> Chart and figure data
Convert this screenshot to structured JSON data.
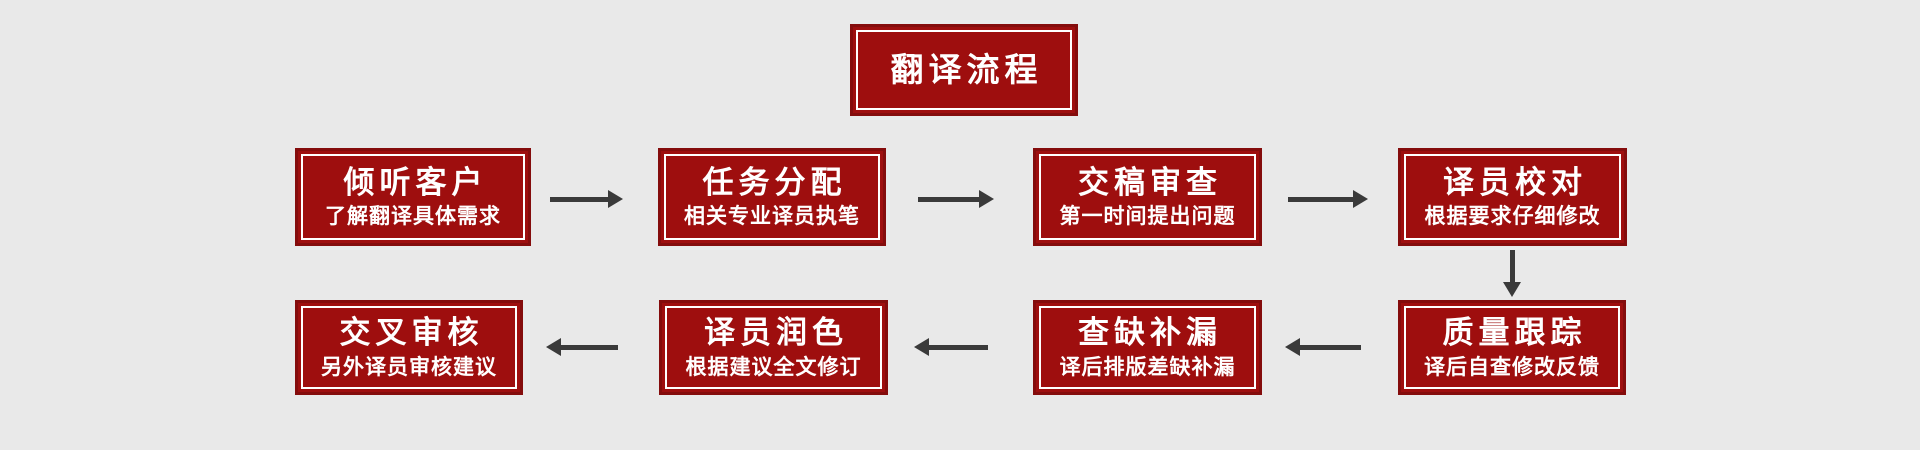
{
  "palette": {
    "page_bg": "#e9e9e9",
    "box_fill": "#9e0e0e",
    "box_border": "#840c0c",
    "inner_border": "#ffffff",
    "text_color": "#ffffff",
    "arrow_color": "#3a3a3a"
  },
  "title": {
    "label": "翻译流程"
  },
  "flow": {
    "nodes": [
      {
        "title": "倾听客户",
        "subtitle": "了解翻译具体需求"
      },
      {
        "title": "任务分配",
        "subtitle": "相关专业译员执笔"
      },
      {
        "title": "交稿审查",
        "subtitle": "第一时间提出问题"
      },
      {
        "title": "译员校对",
        "subtitle": "根据要求仔细修改"
      },
      {
        "title": "质量跟踪",
        "subtitle": "译后自查修改反馈"
      },
      {
        "title": "查缺补漏",
        "subtitle": "译后排版差缺补漏"
      },
      {
        "title": "译员润色",
        "subtitle": "根据建议全文修订"
      },
      {
        "title": "交叉审核",
        "subtitle": "另外译员审核建议"
      }
    ],
    "connections": [
      {
        "from": "倾听客户",
        "to": "任务分配",
        "direction": "right"
      },
      {
        "from": "任务分配",
        "to": "交稿审查",
        "direction": "right"
      },
      {
        "from": "交稿审查",
        "to": "译员校对",
        "direction": "right"
      },
      {
        "from": "译员校对",
        "to": "质量跟踪",
        "direction": "down"
      },
      {
        "from": "质量跟踪",
        "to": "查缺补漏",
        "direction": "left"
      },
      {
        "from": "查缺补漏",
        "to": "译员润色",
        "direction": "left"
      },
      {
        "from": "译员润色",
        "to": "交叉审核",
        "direction": "left"
      }
    ]
  }
}
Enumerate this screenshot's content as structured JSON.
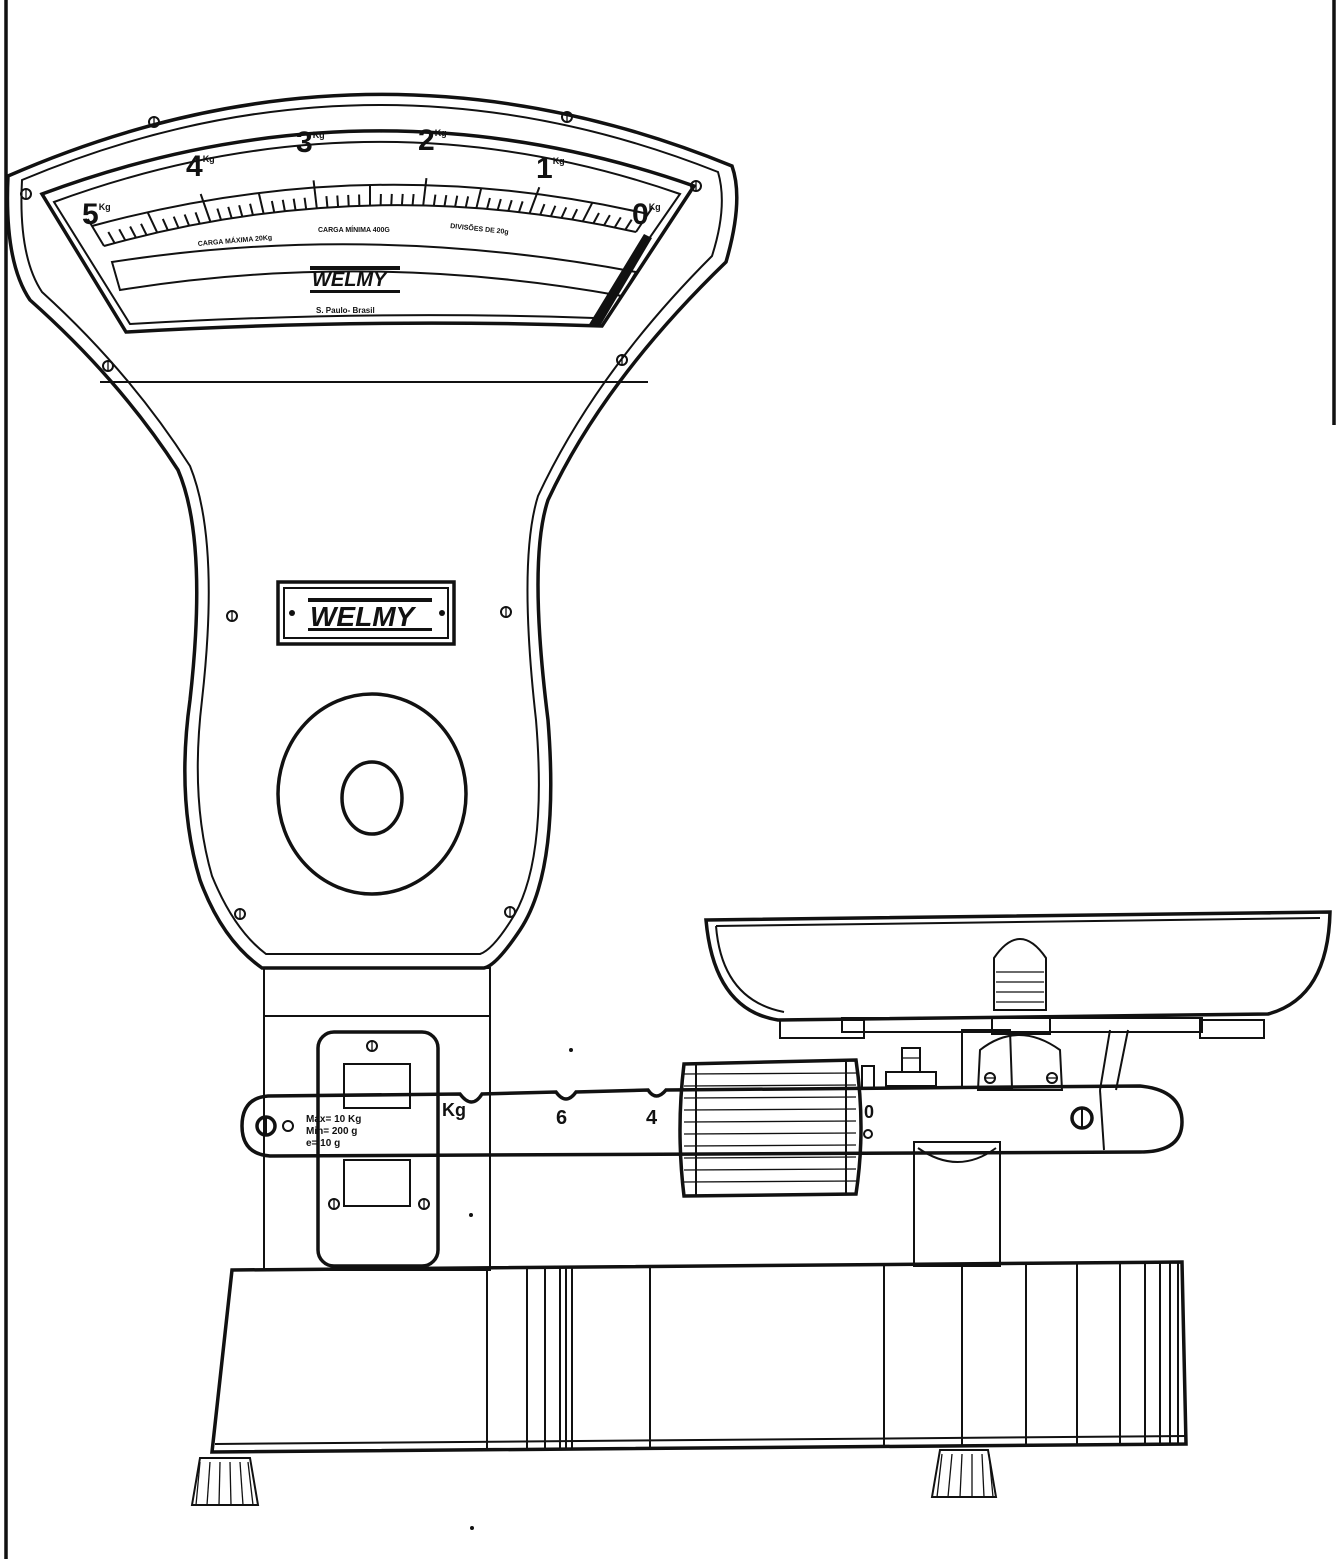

> WRITTEN PROBLEM
Using the material above, return every line exactly as it appears, minus the pictures.

> EXPECTED ANSWER
Convert this screenshot to structured JSON data.
{
  "palette": {
    "page_bg": "#e9e9e9",
    "box_fill": "#9e0e0e",
    "box_border": "#840c0c",
    "inner_border": "#ffffff",
    "text_color": "#ffffff",
    "arrow_color": "#3a3a3a"
  },
  "title": {
    "label": "翻译流程"
  },
  "flow": {
    "nodes": [
      {
        "title": "倾听客户",
        "subtitle": "了解翻译具体需求"
      },
      {
        "title": "任务分配",
        "subtitle": "相关专业译员执笔"
      },
      {
        "title": "交稿审查",
        "subtitle": "第一时间提出问题"
      },
      {
        "title": "译员校对",
        "subtitle": "根据要求仔细修改"
      },
      {
        "title": "质量跟踪",
        "subtitle": "译后自查修改反馈"
      },
      {
        "title": "查缺补漏",
        "subtitle": "译后排版差缺补漏"
      },
      {
        "title": "译员润色",
        "subtitle": "根据建议全文修订"
      },
      {
        "title": "交叉审核",
        "subtitle": "另外译员审核建议"
      }
    ],
    "connections": [
      {
        "from": "倾听客户",
        "to": "任务分配",
        "direction": "right"
      },
      {
        "from": "任务分配",
        "to": "交稿审查",
        "direction": "right"
      },
      {
        "from": "交稿审查",
        "to": "译员校对",
        "direction": "right"
      },
      {
        "from": "译员校对",
        "to": "质量跟踪",
        "direction": "down"
      },
      {
        "from": "质量跟踪",
        "to": "查缺补漏",
        "direction": "left"
      },
      {
        "from": "查缺补漏",
        "to": "译员润色",
        "direction": "left"
      },
      {
        "from": "译员润色",
        "to": "交叉审核",
        "direction": "left"
      }
    ]
  }
}
Enumerate this screenshot's content as structured JSON.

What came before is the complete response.